Return the lines where the word "name" occurs.
# START OF RECORD LIST
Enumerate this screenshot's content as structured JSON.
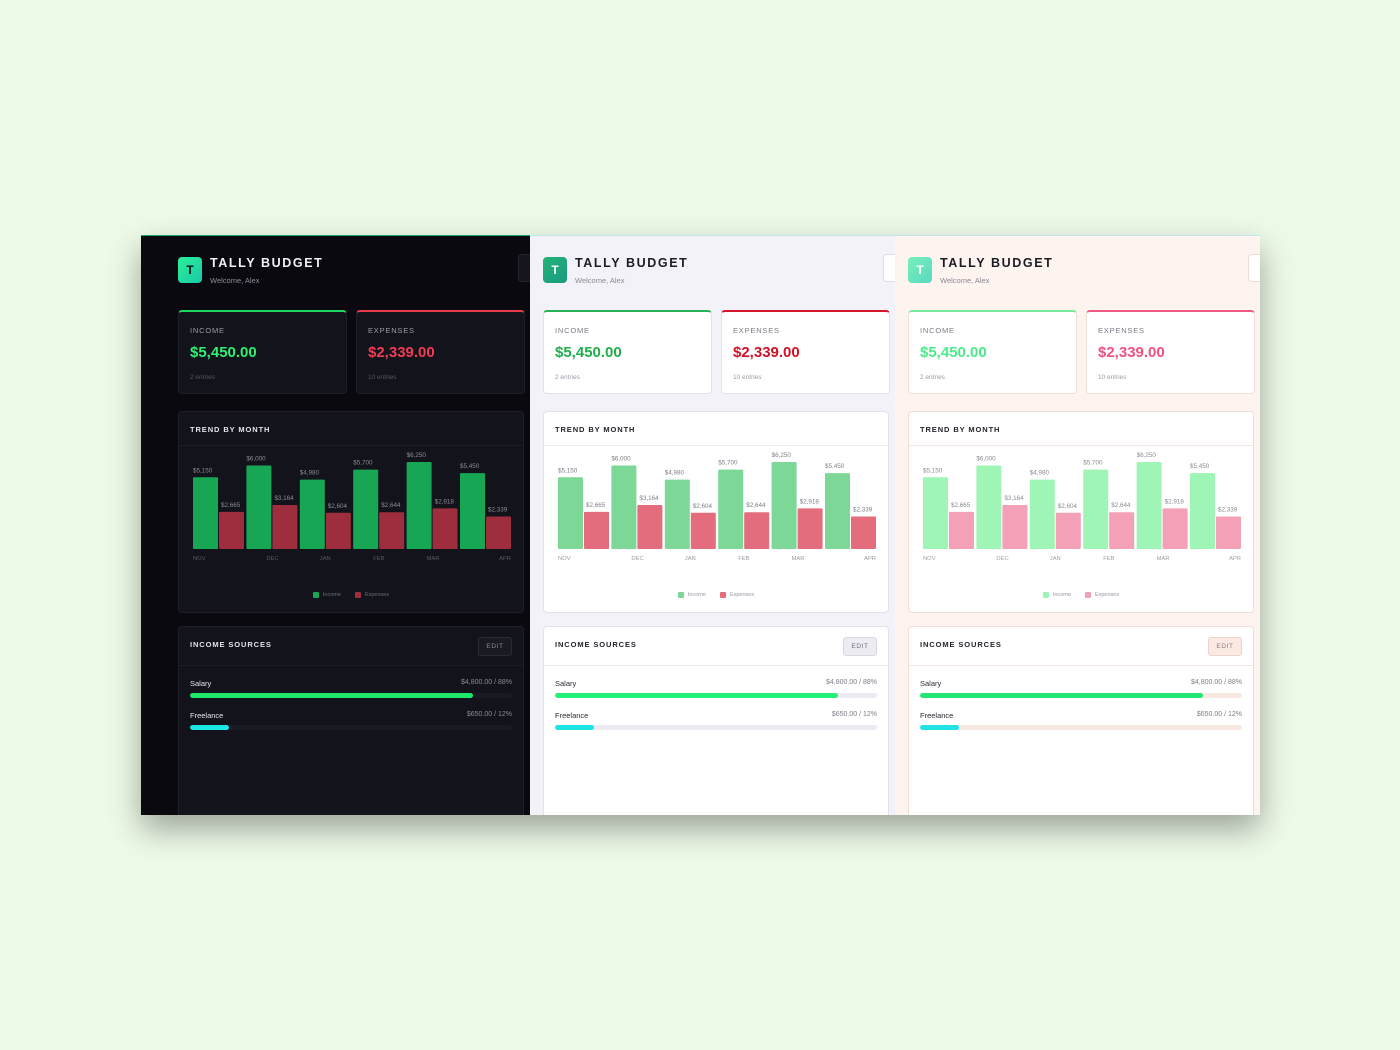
{
  "app": {
    "logo_letter": "T",
    "title": "TALLY BUDGET",
    "welcome": "Welcome, Alex"
  },
  "stats": {
    "income": {
      "label": "INCOME",
      "value": "$5,450.00",
      "sub": "2 entries"
    },
    "expenses": {
      "label": "EXPENSES",
      "value": "$2,339.00",
      "sub": "10 entries"
    }
  },
  "trend": {
    "title": "TREND BY MONTH",
    "legend": {
      "income": "Income",
      "expenses": "Expenses"
    }
  },
  "chart_data": {
    "type": "bar",
    "categories": [
      "NOV",
      "DEC",
      "JAN",
      "FEB",
      "MAR",
      "APR"
    ],
    "series": [
      {
        "name": "Income",
        "values": [
          5150,
          6000,
          4980,
          5700,
          6250,
          5450
        ],
        "labels": [
          "$5,150",
          "$6,000",
          "$4,980",
          "$5,700",
          "$6,250",
          "$5,450"
        ]
      },
      {
        "name": "Expenses",
        "values": [
          2665,
          3164,
          2604,
          2644,
          2918,
          2339
        ],
        "labels": [
          "$2,665",
          "$3,164",
          "$2,604",
          "$2,644",
          "$2,918",
          "$2,339"
        ]
      }
    ],
    "ylim": [
      0,
      6250
    ],
    "grid": false,
    "legend_position": "bottom"
  },
  "sources": {
    "title": "INCOME SOURCES",
    "edit_label": "EDIT",
    "items": [
      {
        "name": "Salary",
        "value": "$4,800.00 / 88%",
        "percent": 88
      },
      {
        "name": "Freelance",
        "value": "$650.00 / 12%",
        "percent": 12
      }
    ]
  },
  "themes": [
    {
      "name": "dark",
      "income_color": "#17a654",
      "expense_color": "#9e2d3e",
      "label_color": "#8c8c99",
      "axis_color": "#595966",
      "salary_bar": "#1ee86a",
      "freelance_bar": "#19e7e2"
    },
    {
      "name": "light",
      "income_color": "#7dd797",
      "expense_color": "#e36d7c",
      "label_color": "#7e7e88",
      "axis_color": "#9a9aa4",
      "salary_bar": "#23ef7a",
      "freelance_bar": "#1de5e5"
    },
    {
      "name": "blush",
      "income_color": "#9ff5b6",
      "expense_color": "#f4a0b6",
      "label_color": "#8a8a94",
      "axis_color": "#a39f9f",
      "salary_bar": "#22e573",
      "freelance_bar": "#21e3e6"
    }
  ]
}
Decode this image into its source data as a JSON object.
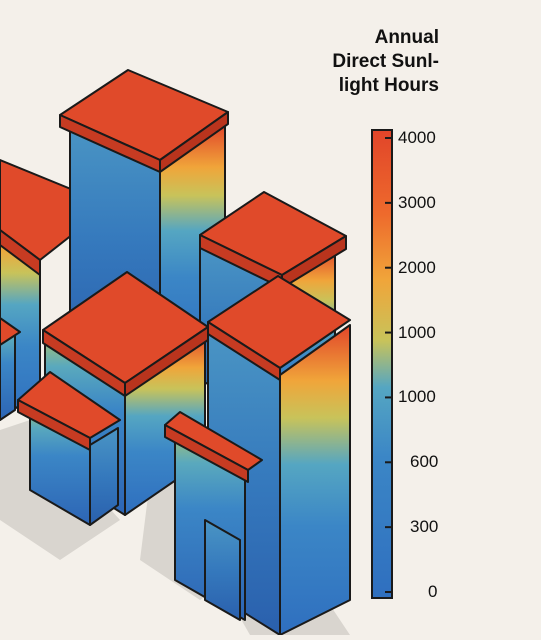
# END OF RECORD LIST
» **ANSWER TO THIS PROBLEM**:
        "name": "Income",
        "name": "Expenses",
        "name": "Salary",
        "name": "Freelance",
      "name": "dark",
      "name": "light",
      "name": "blush",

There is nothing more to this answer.